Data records
* begin *
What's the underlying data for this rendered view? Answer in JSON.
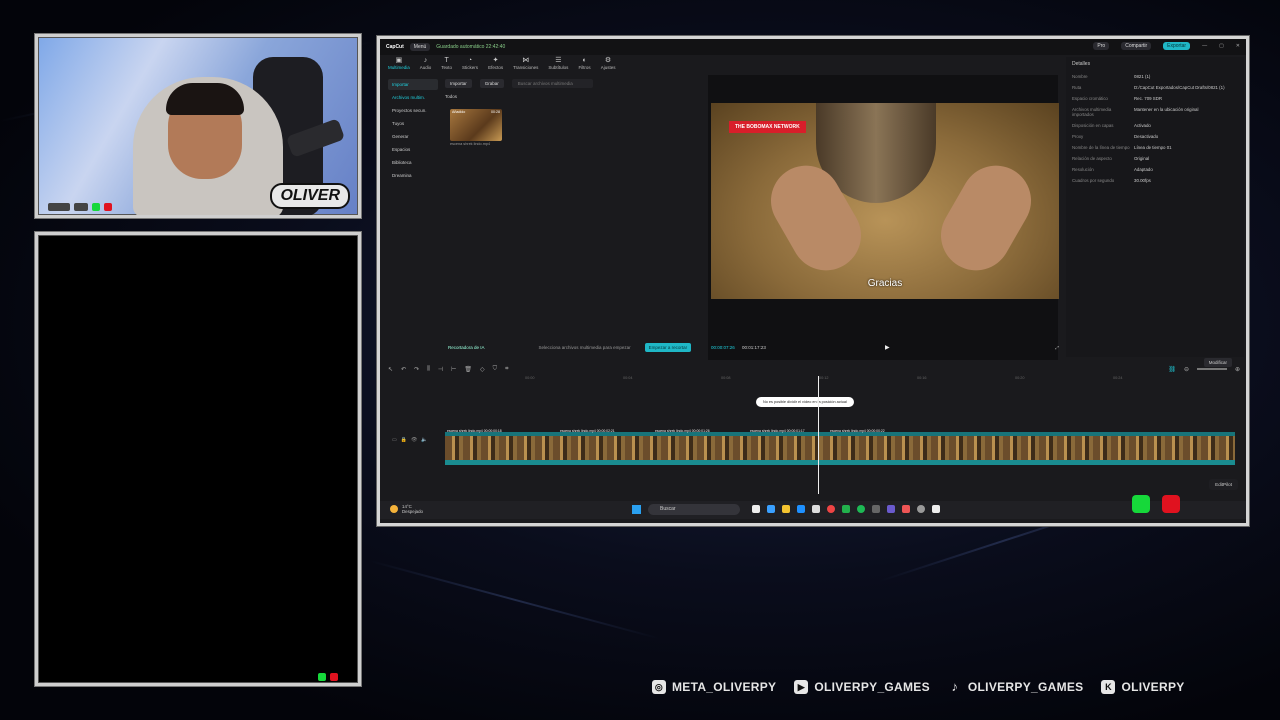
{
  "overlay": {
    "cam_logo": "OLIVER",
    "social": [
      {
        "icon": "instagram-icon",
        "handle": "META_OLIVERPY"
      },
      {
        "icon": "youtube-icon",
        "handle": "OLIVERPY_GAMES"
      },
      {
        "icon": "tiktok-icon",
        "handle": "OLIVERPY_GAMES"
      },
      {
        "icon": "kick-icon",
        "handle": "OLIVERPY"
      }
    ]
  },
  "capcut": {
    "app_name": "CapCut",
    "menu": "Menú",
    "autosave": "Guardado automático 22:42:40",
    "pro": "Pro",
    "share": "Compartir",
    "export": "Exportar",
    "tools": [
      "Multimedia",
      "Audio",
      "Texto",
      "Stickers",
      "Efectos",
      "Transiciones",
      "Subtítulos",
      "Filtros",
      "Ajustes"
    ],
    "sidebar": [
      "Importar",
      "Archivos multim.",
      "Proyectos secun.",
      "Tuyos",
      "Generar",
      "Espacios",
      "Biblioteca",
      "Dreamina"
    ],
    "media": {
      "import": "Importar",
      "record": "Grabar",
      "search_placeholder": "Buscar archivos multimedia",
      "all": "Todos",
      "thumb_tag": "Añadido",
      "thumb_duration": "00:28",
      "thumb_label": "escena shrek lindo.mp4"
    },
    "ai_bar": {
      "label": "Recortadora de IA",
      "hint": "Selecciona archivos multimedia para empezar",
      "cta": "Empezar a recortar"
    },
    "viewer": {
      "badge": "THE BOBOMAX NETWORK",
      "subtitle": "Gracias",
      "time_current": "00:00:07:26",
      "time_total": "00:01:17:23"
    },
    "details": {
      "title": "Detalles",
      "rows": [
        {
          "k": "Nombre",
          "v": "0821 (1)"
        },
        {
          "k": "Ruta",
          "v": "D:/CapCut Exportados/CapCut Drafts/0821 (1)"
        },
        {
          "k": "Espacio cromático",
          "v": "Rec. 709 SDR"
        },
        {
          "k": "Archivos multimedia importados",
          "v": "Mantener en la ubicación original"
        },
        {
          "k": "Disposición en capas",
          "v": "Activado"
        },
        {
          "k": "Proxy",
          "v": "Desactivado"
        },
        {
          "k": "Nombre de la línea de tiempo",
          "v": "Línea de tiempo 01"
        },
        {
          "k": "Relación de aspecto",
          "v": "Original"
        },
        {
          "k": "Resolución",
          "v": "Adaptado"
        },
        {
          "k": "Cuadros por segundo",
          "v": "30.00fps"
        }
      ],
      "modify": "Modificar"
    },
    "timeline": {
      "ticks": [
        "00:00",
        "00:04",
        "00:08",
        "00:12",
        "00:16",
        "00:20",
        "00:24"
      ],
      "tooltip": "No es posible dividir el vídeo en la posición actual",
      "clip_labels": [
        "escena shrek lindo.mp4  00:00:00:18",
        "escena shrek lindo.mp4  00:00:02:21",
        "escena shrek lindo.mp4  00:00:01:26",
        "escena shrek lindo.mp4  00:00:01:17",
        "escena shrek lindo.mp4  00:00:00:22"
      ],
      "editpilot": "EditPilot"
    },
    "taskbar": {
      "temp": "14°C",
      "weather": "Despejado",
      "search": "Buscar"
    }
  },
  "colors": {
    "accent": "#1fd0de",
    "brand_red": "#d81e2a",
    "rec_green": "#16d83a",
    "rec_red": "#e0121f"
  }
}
* end *
Report how many lines in the listing include the word "handle". Give nothing but the count.

## Output for this task
4